• _EXERCISE INPUTS_:
-*-*-

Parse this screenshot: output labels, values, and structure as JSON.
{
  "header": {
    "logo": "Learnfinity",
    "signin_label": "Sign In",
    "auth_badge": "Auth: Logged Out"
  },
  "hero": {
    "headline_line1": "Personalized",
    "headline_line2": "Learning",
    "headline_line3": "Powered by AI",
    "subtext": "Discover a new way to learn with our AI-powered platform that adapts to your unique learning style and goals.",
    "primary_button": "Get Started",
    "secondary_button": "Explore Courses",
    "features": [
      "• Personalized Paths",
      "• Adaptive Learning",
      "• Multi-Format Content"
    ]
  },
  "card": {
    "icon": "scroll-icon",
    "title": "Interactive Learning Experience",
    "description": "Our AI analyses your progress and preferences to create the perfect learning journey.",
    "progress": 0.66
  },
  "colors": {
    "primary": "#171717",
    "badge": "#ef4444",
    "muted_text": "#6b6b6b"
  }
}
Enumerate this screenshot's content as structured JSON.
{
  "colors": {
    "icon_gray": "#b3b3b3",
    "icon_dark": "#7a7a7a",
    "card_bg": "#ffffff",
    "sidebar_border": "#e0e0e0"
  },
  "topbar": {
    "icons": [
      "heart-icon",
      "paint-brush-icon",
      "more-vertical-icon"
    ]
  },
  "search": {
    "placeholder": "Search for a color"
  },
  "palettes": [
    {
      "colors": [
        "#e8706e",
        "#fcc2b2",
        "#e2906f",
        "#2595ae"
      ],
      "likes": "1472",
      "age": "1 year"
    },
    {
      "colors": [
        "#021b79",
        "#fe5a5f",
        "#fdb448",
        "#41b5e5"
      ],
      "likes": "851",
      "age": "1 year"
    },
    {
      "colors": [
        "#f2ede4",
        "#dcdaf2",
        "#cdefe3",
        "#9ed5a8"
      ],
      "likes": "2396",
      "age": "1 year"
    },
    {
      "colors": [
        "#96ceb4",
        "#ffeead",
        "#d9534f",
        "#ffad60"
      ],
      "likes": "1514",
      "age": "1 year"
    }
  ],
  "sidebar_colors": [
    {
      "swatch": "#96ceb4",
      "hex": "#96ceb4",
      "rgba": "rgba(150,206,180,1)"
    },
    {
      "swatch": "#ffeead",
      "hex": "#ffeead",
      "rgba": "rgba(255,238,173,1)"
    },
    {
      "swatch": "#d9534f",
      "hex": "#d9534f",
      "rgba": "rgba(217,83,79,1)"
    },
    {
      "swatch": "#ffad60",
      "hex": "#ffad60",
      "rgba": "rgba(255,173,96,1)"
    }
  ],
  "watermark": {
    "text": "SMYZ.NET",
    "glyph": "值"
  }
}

-*-*-

• _THE PROBLEM_:
Find all lines holding the string "your" and copy them.

• _WORKED ANSWER_:
    "subtext": "Discover a new way to learn with our AI-powered platform that adapts to your unique learning style and goals.",
    "description": "Our AI analyses your progress and preferences to create the perfect learning journey.",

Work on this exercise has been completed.